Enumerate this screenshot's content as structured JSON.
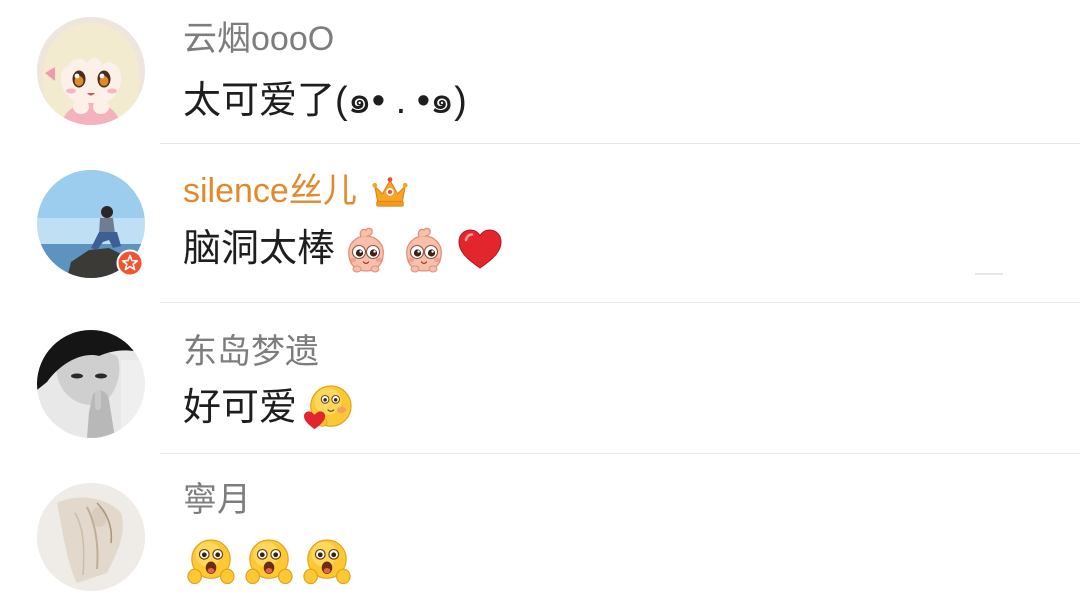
{
  "comments": [
    {
      "username": "云烟oooO",
      "text": "太可爱了(๑• . •๑)",
      "emojis": []
    },
    {
      "username": "silence丝儿",
      "member_icon": "crown-icon",
      "avatar_badge": "star-badge-icon",
      "text": "脑洞太棒",
      "emojis": [
        "pink-creature-emoji",
        "pink-creature-emoji",
        "red-heart-emoji"
      ]
    },
    {
      "username": "东岛梦遗",
      "text": "好可爱",
      "emojis": [
        "blushing-heart-emoji"
      ]
    },
    {
      "username": "寧月",
      "emojis": [
        "hands-face-emoji",
        "hands-face-emoji",
        "hands-face-emoji"
      ]
    }
  ],
  "colors": {
    "username": "#7d7d7d",
    "vip_username": "#e3892c",
    "comment_text": "#1e1e1e",
    "divider": "#e6e6e6",
    "background": "#ffffff",
    "badge": "#f3532f"
  }
}
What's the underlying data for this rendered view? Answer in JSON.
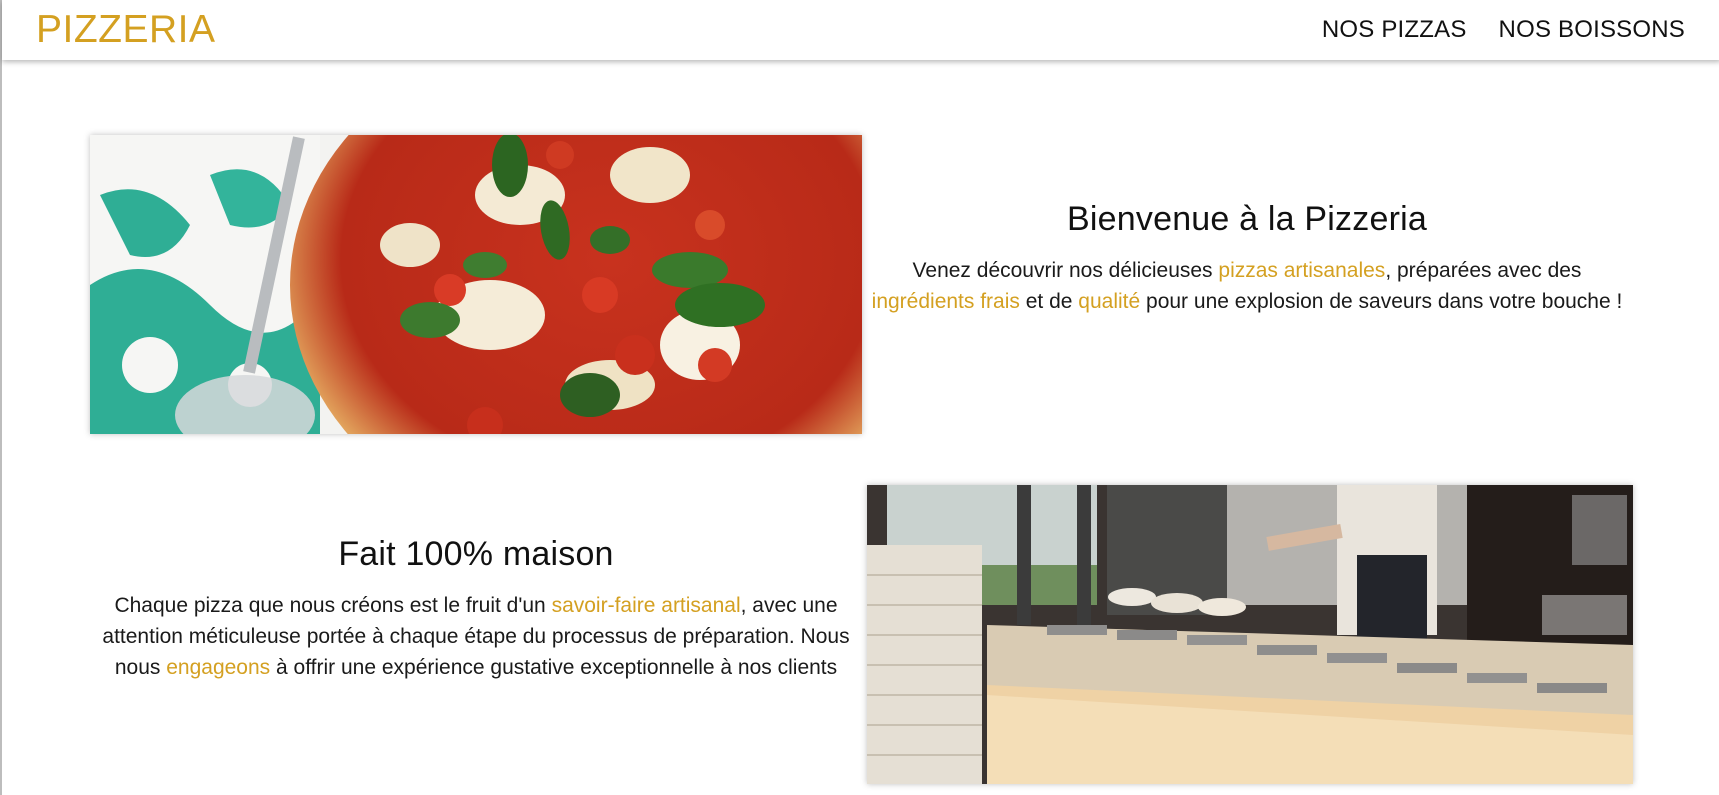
________________________________________
Prompt:
Choose all lines containing the string "JSON" and copy them out.

Answer to the problem:
Enumerate this screenshot's content as structured JSON.
What's the underlying data for this rendered view? Answer in JSON.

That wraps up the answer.